◆ **Document passage**:
* * *
Our greatest two samples are in large and midsize cars for vehicle class. We may want to only compare between classes in those two cagetories, as they appear to be the only two with more than 30 observations.

Make

We can also look at the breakdown of make to see which specific car makers we can compare to each other:

Tesla observations far outweigh any other make. Based on this, we will limit most of our make comparisons to Tesla vs. non-Tesla analyses; however, Nissan, Ford, and smart all have numerous observations as well, so we can also highlight those as well.

Initial Tesla comparisons on range and charge time

We could make some initial analysis based on our first visualizations and including make. We want to add a column that color codes for notable makes that we specified earlier - all other makes will be shown as black.

#Adding color classifications for specific makes
EVcarsTrim$color = 'black'
EVcarsTrim$color[EVcarsTrim$make == 'Tesla']='red'
EVcarsTrim$color[EVcarsTrim$make == 'Nissan']='blue'
EVcarsTrim$color[EVcarsTrim$make == 'Ford']='green'
EVcarsTrim$color[EVcarsTrim$make == 'smart']='orange'

#plotting based on color
EVcarsTrim %>% 
  ggplot(aes(x = year, y = range, color = make)) +
  geom_point() + 
  ggtitle("Range by year, by make")

Tesla can easily be seen to have a higher range than other vehicles in recent years. Is there a tradeoff with charge time, though?

#charge time by year by make
EVcarsTrim %>% 
  ggplot(aes(x = year, y = charge240, color = make)) +
  geom_point() + 
  ggtitle("Charge Time by year, by make")

This looks to be the case. We would like to investigate this more, and we may elect to build a metric to standardize this relationship or potentially to model it with a linear regression.

Basic summary statistics

Now that we have begun to visualize the data, we can investigate some of the variables more deeply. Using dplyr functions and our insights from previous steps in EDA, we will begin to summarise certain variables.

#summarizing mean range by make
EVcarsTrim %>% 
  filter(year > 2010) %>% 
  group_by(make) %>% 
  summarise(meanRange = mean(range, na.rm = TRUE), n = n()) %>% 
  arrange(desc(meanRange)) %>% 
  kable()

make	meanRange	n
Tesla	268.25974	77
Jaguar	234.00000	2
Audi	204.00000	1
Hyundai	177.60000	5
BYD	163.87500	8
Chevrolet	160.00000	6
Kia	140.42857	7
Nissan	119.08333	12
Volkswagen	110.66667	6
BMW	105.90000	10
Toyota	103.00000	3
CODA Automotive	88.00000	2
Ford	87.14286	7
Mercedes-Benz	87.00000	4
Honda	86.20000	5
Fiat	85.28571	7
smart	63.43750	16
Mitsubishi	61.40000	5
Azure Dynamics	56.00000	2
Scion	38.00000	1

There is very clearly a pecking order for average range, with Tesla at the top. What is the difference between Tesla’s average and the average of all of the rest combined, since the n values show such a stark contrast? We can use a mutate function to easily find out by making an indicator column for Teslas:

#summarizing mean range by Tesla vs. non-Tesla
EVcarsTrim %>% 
  filter(year > 2010) %>% 
  mutate(teslaBin = if_else(make =='Tesla', 'Tesla', 'non-Tesla')) %>% 
  group_by(teslaBin) %>% 
  summarise(meanRange = mean(range, na.rm = TRUE), n = n()) %>% 
  arrange(desc(meanRange)) %>% 
  kable()
* * *
◆ **Exercise task 1**:
In the electric vehicle analysis, what color does the added column assign to Ford?
◆ **Exercise task 2**:
Rewrite the paragraph of the electric vehicle analysis that begins "Tesla observations far outweigh" in one shorter sentence, keeping its main facts.
◆ **Exercise task 3**:
Write a continuation of the electric vehicle analysis, beginning after its last line.

◆ **Data extract**:
* * *
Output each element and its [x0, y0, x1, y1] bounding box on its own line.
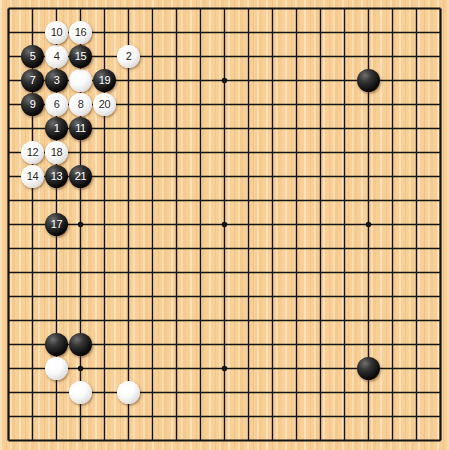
* * *
◆ **Written response 1**:
Green.

◆ **Written response 2**:
Because Tesla has far more observations than any other make, most make comparisons will be Tesla versus non-Tesla, though Nissan, Ford, and smart also have numerous observations and can be highlighted too.

◆ **Written response 3**:
teslaBin	meanRange	n
Tesla	268.2597	77
non-Tesla	109.2569	109

We want to hypothesize test this difference in mean to determine its significance across these two populations. We will do so in the next section.

Another summarization we can make is the range based on drivetrain. The results are below:

#summarizing mean range by drive type
EVcarsTrim %>% 
  filter(year > 2010) %>% 
  group_by(drive) %>% 
  summarise(meanRange = mean(range, na.rm = TRUE), n = n()) %>% 
  arrange(desc(meanRange)) %>% 
  kable()

drive	meanRange	n
All-Wheel Drive	277.0755	53
4-Wheel Drive	236.6667	3
Rear-Wheel Drive	151.1636	55
Front-Wheel Drive	118.0800	75

We will want to compare these population means to a significance level as well.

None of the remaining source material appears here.